A. Clamp the chest tube near the insertion site
B. Immediately remove the chest tube
C. Place the exposed end of the chest tube into sterile water
D. Turn off wall suction permanently

Correct Answer: C

Rationale:
If a chest tube becomes disconnected, the priority is to reestablish the water-seal system by placing the tube end in sterile water to prevent air from entering the pleural space. 

  • A: Prolonged clamping can cause tension pneumothorax.
  • B: Nurses should not remove the chest tube.
  • D: Suction management is not the first priority.
400

A nurse is evaluating a client receiving treatment for thrombocytopenia. Which finding indicates improvement?

A. Petechiae noted on the lower extremities
B. Platelet count increased from 28,000/mm³ to 110,000/mm³
C. Continued bleeding from venipuncture sites
D. New onset hematuria

Correct Answer: B

Rationale:
An increased platelet count indicates improvement in thrombocytopenia and decreased bleeding risk.

  • A, C, and D: Indicate ongoing thrombocytopenia complications.
500

A nurse is reviewing laboratory results for a client receiving chemotherapy. Which finding should the nurse identify as the priority cue indicating neutropenia rather than thrombocytopenia?

A. Platelet count of 40,000/mm³ with petechiae
B. Hemoglobin of 10 g/dL and fatigue
C. Temperature of 38.4°C (101.1°F) with an absolute neutrophil count of 800/mm³
D. Epistaxis and bleeding gums

Correct Answer: C

Rationale:
Neutropenia places the client at high risk for life-threatening infection. Fever in a neutropenic client is a priority finding requiring immediate intervention.

» Action item
Resume the nursing exam questions above, starting right after their last sentence.

» Extracted information
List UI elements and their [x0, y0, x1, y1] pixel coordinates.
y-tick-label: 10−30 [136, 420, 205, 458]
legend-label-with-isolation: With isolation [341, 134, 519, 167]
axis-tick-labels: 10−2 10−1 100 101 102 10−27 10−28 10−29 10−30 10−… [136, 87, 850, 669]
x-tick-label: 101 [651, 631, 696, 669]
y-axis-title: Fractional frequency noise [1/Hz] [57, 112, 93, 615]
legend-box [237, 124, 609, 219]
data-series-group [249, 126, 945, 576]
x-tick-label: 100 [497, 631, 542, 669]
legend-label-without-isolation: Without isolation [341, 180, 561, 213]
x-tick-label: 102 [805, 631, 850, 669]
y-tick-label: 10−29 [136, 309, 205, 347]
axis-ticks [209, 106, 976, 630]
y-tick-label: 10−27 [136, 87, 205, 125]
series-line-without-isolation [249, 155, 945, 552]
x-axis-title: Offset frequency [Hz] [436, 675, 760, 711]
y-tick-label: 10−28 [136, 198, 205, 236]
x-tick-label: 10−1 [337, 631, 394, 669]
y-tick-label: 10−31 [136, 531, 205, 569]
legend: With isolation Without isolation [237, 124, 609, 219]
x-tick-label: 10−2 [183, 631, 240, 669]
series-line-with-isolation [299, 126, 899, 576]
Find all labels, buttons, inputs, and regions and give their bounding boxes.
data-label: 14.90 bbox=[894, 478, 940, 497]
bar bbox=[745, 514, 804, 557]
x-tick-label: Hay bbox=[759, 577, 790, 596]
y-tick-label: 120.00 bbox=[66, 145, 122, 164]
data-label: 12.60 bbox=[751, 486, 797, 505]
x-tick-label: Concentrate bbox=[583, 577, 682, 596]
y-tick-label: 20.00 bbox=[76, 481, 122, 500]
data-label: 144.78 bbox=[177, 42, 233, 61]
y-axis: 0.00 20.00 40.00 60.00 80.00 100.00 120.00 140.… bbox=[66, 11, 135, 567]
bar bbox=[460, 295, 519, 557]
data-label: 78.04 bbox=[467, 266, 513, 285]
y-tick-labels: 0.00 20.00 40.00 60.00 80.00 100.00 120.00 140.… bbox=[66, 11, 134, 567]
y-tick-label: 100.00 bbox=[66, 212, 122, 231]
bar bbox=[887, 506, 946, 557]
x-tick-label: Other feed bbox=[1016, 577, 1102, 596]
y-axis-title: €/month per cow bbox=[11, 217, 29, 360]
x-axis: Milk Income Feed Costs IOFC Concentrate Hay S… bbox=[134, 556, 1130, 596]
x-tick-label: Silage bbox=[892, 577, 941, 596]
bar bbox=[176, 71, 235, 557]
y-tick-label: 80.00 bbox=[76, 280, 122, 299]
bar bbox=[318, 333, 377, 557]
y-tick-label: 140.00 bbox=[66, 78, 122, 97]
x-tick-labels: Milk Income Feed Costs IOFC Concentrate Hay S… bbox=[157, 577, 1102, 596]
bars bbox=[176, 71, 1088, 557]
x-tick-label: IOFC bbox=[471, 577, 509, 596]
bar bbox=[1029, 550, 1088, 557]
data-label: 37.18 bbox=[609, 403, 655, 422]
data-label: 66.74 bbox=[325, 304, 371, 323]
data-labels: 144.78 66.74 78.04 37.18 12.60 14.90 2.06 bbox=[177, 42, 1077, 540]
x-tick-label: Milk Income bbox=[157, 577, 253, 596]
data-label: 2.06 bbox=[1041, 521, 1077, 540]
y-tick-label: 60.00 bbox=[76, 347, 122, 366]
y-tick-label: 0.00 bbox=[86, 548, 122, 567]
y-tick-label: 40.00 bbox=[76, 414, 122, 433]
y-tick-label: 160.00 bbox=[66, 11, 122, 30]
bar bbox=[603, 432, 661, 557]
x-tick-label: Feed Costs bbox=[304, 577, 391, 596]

» Response
  • A and D: Indicate thrombocytopenia.
  • B: Indicates anemia.
500

A nurse in a pediatric clinic is assessing a child suspected of having pertussis. Which assessment findings should the nurse analyze as cues consistent with whooping cough?

A. Productive cough with green sputum, crackles, and pleuritic chest pain
B. Barking cough, inspiratory stridor, and hoarseness
C. Uncontrollable coughing spells
D. Sudden onset dyspnea, absent breath sounds, and tracheal deviation

Correct Answer: C

Rationale:
Pertussis (whooping cough) is characterized by severe paroxysmal coughing followed by a forceful inspiratory “whoop.” Vomiting after coughing episodes is also common. Additional findings may include runny nose, watery eyes, and low-grade fever. 

  • A: More consistent with pneumonia.
  • B: Suggests croup.
  • D: Suggests tension pneumothorax.
500

A nurse is caring for a client with dysphagia following a stroke. Which action is the priority to reduce the client’s risk for aspiration pneumonia?

A. Encourage the client to drink fluids through a straw
B. Position the client flat during meals to prevent fatigue
C. Keep the head of the bed elevated during and after meals
D. Administer cough suppressant medication before meals

Correct Answer: C

Rationale:
Maintaining the head of the bed elevated helps prevent aspiration by reducing the likelihood of oral contents entering the airway. Aspiration pneumonia is associated with swallowing problems and decreased protective reflexes.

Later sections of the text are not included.